-- START OF Extracted records --

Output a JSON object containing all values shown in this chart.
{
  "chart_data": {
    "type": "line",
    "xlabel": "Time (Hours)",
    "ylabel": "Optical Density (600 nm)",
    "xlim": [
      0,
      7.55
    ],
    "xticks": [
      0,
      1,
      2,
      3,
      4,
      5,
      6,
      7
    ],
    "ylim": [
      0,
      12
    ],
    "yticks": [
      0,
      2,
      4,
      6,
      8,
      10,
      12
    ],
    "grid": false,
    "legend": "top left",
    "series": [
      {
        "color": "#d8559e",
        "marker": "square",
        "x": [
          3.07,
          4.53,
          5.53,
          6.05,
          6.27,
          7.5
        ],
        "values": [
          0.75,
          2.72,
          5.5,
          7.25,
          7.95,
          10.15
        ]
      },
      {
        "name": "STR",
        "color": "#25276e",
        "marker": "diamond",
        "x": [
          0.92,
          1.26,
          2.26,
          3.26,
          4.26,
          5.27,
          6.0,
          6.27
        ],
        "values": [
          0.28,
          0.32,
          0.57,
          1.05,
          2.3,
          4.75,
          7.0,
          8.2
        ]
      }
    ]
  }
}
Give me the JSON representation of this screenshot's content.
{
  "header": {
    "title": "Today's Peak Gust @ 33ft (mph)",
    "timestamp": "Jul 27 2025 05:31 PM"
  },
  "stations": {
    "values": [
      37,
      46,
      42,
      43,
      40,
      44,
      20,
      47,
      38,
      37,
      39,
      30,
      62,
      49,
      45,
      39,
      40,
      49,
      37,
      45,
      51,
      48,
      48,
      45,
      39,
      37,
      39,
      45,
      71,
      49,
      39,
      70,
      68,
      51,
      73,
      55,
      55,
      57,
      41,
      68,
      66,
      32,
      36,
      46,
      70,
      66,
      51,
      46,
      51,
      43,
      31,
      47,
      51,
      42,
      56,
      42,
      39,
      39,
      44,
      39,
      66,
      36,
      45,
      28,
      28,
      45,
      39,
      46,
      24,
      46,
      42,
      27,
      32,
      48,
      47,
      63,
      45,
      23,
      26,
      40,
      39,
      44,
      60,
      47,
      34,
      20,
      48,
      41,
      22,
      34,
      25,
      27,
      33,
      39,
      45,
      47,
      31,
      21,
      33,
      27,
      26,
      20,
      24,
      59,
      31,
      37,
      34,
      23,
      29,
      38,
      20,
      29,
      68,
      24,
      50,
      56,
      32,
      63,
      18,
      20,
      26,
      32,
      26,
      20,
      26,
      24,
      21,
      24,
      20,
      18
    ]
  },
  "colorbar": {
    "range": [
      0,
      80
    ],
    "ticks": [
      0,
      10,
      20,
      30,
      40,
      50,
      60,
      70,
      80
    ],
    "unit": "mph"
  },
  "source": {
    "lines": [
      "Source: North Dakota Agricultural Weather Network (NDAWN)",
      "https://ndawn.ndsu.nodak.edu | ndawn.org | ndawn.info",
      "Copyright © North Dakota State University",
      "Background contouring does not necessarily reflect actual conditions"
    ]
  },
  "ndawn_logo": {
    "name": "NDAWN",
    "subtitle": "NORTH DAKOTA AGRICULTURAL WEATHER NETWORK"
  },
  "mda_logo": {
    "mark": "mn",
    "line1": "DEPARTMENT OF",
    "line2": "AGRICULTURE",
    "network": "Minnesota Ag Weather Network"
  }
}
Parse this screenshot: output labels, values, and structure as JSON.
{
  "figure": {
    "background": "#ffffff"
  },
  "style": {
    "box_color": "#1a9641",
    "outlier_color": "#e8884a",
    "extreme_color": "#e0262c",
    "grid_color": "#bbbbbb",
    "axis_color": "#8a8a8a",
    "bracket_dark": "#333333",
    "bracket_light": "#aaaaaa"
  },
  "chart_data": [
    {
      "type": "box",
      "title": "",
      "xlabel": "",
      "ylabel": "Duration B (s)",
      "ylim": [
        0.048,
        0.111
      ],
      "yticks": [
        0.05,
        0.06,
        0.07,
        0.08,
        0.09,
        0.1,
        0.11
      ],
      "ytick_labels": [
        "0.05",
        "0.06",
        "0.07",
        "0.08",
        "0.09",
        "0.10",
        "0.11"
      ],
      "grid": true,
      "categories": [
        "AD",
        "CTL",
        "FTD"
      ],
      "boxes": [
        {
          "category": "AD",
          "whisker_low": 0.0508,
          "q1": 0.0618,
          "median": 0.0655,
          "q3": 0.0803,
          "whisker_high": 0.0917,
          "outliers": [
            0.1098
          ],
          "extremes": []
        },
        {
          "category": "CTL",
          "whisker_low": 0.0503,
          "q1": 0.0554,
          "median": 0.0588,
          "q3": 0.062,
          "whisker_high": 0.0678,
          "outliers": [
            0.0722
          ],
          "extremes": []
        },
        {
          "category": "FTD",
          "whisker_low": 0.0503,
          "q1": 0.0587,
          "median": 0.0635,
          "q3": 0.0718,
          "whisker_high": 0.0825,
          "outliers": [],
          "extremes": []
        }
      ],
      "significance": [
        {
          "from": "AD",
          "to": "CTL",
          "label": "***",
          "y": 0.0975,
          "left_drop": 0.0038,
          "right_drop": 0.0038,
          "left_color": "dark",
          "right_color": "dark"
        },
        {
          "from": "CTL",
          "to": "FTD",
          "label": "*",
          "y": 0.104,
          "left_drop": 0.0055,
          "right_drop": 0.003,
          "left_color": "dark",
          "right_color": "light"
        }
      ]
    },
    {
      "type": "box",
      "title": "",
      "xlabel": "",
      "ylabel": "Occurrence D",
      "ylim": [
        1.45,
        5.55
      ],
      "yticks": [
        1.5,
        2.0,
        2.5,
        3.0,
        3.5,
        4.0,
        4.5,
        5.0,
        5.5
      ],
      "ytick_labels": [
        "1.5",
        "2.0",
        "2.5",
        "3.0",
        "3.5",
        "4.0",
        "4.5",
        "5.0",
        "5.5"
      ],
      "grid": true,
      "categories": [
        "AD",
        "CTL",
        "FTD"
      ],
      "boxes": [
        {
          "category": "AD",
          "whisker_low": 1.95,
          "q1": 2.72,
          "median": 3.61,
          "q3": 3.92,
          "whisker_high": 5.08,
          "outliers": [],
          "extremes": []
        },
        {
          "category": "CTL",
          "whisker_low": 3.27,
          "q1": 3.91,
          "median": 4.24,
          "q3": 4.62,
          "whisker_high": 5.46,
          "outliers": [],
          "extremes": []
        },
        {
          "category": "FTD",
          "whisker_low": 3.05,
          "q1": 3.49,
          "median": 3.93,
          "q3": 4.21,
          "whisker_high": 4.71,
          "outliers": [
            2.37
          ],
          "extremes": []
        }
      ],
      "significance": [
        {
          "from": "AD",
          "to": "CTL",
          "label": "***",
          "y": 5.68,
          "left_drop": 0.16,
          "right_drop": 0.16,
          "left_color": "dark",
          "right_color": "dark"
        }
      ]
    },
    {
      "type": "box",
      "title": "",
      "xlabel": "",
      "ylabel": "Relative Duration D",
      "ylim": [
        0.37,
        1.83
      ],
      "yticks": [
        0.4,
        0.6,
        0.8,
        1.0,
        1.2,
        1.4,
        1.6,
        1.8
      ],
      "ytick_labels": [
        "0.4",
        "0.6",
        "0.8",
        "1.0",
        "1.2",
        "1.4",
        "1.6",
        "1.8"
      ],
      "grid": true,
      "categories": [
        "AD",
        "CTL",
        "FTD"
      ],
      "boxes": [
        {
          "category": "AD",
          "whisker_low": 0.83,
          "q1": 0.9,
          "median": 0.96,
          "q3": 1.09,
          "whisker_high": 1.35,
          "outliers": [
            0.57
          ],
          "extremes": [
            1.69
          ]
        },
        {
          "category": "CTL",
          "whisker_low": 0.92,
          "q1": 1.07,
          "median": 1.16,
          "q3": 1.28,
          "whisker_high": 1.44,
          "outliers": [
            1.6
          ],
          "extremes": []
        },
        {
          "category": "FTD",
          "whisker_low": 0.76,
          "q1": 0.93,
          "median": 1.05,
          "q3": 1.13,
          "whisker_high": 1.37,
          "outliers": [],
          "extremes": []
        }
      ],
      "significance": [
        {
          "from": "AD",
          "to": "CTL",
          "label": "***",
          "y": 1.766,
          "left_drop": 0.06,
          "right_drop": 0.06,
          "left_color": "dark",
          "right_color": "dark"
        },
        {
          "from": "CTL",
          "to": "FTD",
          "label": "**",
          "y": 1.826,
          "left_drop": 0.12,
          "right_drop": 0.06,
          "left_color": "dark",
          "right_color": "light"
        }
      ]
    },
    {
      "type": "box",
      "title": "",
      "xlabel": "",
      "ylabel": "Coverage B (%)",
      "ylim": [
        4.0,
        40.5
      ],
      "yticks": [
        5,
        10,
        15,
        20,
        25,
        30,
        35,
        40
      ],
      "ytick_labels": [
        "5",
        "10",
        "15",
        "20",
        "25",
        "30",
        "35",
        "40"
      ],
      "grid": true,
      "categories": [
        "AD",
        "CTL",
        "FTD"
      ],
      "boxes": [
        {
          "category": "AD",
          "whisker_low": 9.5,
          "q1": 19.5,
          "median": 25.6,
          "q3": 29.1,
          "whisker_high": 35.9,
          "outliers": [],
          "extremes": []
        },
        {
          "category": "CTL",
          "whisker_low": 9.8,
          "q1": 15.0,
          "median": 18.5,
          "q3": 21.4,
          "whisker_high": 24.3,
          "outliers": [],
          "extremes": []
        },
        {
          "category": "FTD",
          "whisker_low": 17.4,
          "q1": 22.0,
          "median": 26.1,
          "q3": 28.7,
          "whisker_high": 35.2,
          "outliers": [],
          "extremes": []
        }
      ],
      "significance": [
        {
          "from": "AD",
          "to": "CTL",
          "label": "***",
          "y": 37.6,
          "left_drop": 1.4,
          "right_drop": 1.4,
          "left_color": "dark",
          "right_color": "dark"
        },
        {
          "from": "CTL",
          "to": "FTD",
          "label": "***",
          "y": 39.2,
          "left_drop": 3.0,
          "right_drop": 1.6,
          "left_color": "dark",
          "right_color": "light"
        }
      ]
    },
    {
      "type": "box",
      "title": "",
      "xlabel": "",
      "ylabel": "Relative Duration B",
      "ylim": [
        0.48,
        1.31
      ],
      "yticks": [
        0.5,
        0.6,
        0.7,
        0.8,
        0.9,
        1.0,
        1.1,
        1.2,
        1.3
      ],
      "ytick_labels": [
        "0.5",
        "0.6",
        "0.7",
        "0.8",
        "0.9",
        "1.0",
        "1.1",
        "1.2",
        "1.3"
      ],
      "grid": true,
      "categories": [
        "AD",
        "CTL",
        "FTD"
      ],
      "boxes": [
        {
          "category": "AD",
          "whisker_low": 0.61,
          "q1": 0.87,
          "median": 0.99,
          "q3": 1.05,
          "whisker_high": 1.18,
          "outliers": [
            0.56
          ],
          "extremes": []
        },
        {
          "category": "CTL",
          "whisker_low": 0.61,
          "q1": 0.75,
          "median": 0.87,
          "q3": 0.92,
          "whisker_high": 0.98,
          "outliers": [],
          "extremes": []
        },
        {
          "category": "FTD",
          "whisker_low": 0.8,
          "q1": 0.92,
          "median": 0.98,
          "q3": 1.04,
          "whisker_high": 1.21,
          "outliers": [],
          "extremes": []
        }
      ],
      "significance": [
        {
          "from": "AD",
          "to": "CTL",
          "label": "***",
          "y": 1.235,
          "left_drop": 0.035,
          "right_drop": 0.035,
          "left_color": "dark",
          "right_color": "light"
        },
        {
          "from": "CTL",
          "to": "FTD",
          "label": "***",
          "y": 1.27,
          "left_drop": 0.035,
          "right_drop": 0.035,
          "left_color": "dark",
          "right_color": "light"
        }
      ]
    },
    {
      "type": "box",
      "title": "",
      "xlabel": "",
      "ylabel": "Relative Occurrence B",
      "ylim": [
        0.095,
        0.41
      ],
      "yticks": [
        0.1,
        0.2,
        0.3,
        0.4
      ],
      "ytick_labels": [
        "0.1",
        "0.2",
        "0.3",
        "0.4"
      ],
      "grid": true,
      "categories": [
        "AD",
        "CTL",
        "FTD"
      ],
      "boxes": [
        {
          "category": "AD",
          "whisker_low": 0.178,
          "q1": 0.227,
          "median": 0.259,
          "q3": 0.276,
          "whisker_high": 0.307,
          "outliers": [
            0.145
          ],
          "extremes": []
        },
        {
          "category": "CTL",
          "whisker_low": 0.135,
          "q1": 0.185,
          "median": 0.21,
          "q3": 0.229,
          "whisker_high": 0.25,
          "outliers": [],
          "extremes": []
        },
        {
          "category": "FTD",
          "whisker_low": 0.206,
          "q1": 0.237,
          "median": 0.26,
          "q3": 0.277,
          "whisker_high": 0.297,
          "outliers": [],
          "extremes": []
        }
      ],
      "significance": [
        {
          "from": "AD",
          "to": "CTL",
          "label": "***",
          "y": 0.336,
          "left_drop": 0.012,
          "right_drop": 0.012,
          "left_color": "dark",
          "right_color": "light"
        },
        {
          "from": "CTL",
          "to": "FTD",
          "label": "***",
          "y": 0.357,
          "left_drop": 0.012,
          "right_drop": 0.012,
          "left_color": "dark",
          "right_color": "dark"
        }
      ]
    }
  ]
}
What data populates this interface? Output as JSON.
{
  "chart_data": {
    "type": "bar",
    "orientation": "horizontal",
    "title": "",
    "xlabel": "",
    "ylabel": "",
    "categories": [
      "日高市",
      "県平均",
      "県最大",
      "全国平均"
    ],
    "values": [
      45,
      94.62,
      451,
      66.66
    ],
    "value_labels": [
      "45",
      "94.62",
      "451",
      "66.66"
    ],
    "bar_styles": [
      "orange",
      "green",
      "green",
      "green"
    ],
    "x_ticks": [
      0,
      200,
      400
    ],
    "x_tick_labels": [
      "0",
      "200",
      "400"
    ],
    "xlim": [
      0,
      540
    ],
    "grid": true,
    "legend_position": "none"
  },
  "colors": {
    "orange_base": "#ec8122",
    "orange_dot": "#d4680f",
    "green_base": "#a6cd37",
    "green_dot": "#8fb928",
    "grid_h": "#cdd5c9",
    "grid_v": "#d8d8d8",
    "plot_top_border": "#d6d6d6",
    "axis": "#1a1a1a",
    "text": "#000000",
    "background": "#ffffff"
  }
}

-- END OF Extracted records --

* _Task to complete_
Pull out each line of the entries that contains "this".

* _Expected output_
Output a JSON object containing all values shown in this chart.
Give me the JSON representation of this screenshot's content.
Parse this screenshot: output labels, values, and structure as JSON.
What data populates this interface? Output as JSON.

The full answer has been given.